Polecenia ->
• a. Przepisz dosłownie z tekstu o fretce Nitce fragment, który zaczyna się od słów zawierających „19 maja – Dziś”, a kończy na „zęby wszystko jedno.”.
• b. Odpowiedz na podstawie tekstu o fretce Nitce:
(i) W którym miesiącu i roku opiekunka przywiozła Nitkę na DT?
(ii) Czym Nitka żywiła się głównie przez pierwsze 6,5 roku życia?
(iii) Jakie życiowe motto przypisano Nitce?
• c. Określ, czy poniższe stwierdzenia są zgodne z tekstem o fretce Nitce. Przy każdym odpowiedz „tak” lub „nie” i przytocz rozstrzygające słowa tekstu.
(i) Guz na uszku Nitki został zoperowany.
(ii) W ostatnich miesiącach nerki Nitki nadal pracowały prawidłowo.
(iii) Nitka urodziła się 12.03.2011.

[*] NITKA – (Wirtualne Adopcje)- odeszła 11.12.2019


Taką chcę Cię zapamiętać Nitusiu,moje słoneczko. Był wrzesień 2017 roku,przywiozła Cię twoja opiekunka do mnie na DT pod patronatem SPF. Miałaś 6,5 roku, przez większość swojego życia nie lubiłaś obcych,nie gryzłaś jedynie osoby której ufałaś swojej opiekunki. Tak zaczęła się nasza przygoda,trudnym miesiącem w którym gryzłaś mnie po rekach do krwi. Z czasem uczyłaś się mi ufać. Wszystko było już dobrze,do chwili gdy okazało się że masz poważnie chore serduszko,potem guz na uszku który czasem rósł,czasem malał a nie mógł być operowany przez chore serducho. Okropny dzień w którym poza sercem,okazało się że masz chorą trzustkę,ruszyła insulinoma( nie dziwne bo przez 6,5 roku poprzednie jadłaś głównie gerberki z indyka firmy gerber) ,ale udało się Cię przekonać do mięska surowego.Tak nam minęły ponad 2 lata i 4 mce,walka z chorobami,ale też i dużo czułości w codzienności , lubiłaś co ranek lizać mnie po twarzy, bystry wzrok na sam dźwięk miski z jedzonkiem,kocykowe zabawy .Pozostały Ci Bystre ząbki do gryzienia innych fretek,tylko dla odstraszenia ale byłaś wtedy taka dumna .Los nie był łaskawy i ostatnie miesiące widziałam że już jest słabo,zbyt słabo biło serduszko,przesunęło w bok tchawice, dzielne nerki nadal pracowały prawidłowo ale wszystkie łapki traciły siłę w mięśniach,kaszel napadowy, mimo wdrożonych leków, cuda nie trwają wiecznie prawda?……….. Od jakiegoś czasu lizałaś mnie po dłoni za każdym razem gdy brałam cię na ręce,jakbyś o coś prosiła…. dawałaś mi znak który ja pod świadomie rozpoznawałam, lecz nie chciałam się z tym pogodzić aż do dziś ……….. Jutro skończyła być 8 lat i 9 miesięcy…….. Żegnaj najdzielniejsza z walecznych fretko moje słoneczko Niteczko.[*] 12.03.2011-11.12.2019

2 .09 Seniorka Nitka . Podopieczna Stowarzyszenia Przyjaciół Fretek. Wirtualne adopcje . Niteczka dzielnie się trzyma w swoim słusznym wieku 7 i pól roku

19 maja – Dziś chciałam Wam przedstawić Nitkę która dołączyła do naszego stadka WA
Nitka ma 7 lat i bardzo chcę zostać zaliczona do ludzkiej rodziny bo z każdym usiłuje zawiązać więzy krwi. Do września 2017 Nitka miała własny dom i własnego człowieka ale niestety z powodu bardzo skomplikowanej sytuacji w jakiej znalazła się jej Pani Nitka trafiła pod opiekę SPF. Niestety jak to często bywa u fretek w tym wieku jej stan zdrowia nie jest najlepszy – chore serce /obecnie ustabilizowane na lekach / ,zmieniona cała trzustka – stan zapalny, powiększone węzły chłonne około trzustkowe. Samiczka nie zważa na to wszystko i konsekwentnie realizuje swoje życiowe motto – Być Gryzeldą. 7 lat treningu uczyniło z niej prawdziwa mistrzynię potrafi złapać przez pręty zamknięte w klatce współlokatorki i dotkliwie je pogryźć ,nie celuje dziabie co jej wpadnie w paszcze ucho zęby wszystko jedno.

Dostarczone wiersze ->
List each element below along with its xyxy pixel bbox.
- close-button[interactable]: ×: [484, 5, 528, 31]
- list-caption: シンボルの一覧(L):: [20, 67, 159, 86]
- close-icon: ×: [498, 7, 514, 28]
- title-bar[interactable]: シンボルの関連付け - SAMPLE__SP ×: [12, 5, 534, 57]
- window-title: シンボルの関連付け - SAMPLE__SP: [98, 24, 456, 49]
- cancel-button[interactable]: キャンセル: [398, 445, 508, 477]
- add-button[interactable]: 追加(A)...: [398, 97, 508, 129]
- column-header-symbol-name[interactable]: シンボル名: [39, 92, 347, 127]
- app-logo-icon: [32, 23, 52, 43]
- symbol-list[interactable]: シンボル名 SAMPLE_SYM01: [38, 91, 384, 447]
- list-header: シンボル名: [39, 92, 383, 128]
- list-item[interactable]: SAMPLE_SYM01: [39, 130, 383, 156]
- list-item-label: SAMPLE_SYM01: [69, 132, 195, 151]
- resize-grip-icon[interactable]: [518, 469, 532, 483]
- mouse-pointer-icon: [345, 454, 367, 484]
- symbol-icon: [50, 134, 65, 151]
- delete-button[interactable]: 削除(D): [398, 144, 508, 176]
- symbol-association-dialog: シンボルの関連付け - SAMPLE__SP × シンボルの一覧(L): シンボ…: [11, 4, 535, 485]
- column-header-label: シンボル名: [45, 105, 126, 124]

Odpowiedzi ->
• a.
19 maja – Dziś chciałam Wam przedstawić Nitkę która dołączyła do naszego stadka WA
Nitka ma 7 lat i bardzo chcę zostać zaliczona do ludzkiej rodziny bo z każdym usiłuje zawiązać więzy krwi. Do września 2017 Nitka miała własny dom i własnego człowieka ale niestety z powodu bardzo skomplikowanej sytuacji w jakiej znalazła się jej Pani Nitka trafiła pod opiekę SPF. Niestety jak to często bywa u fretek w tym wieku jej stan zdrowia nie jest najlepszy – chore serce /obecnie ustabilizowane na lekach / ,zmieniona cała trzustka – stan zapalny, powiększone węzły chłonne około trzustkowe. Samiczka nie zważa na to wszystko i konsekwentnie realizuje swoje życiowe motto – Być Gryzeldą. 7 lat treningu uczyniło z niej prawdziwa mistrzynię potrafi złapać przez pręty zamknięte w klatce współlokatorki i dotkliwie je pogryźć ,nie celuje dziabie co jej wpadnie w paszcze ucho zęby wszystko jedno.

• b.
(i) We wrześniu 2017 roku.
(ii) Głównie gerberkami z indyka firmy gerber.
(iii) „Być Gryzeldą”.

• c.
(i) Nie: „nie mógł być operowany przez chore serducho”.
(ii) Tak: „dzielne nerki nadal pracowały prawidłowo”.
(iii) Tak: „12.03.2011-11.12.2019”.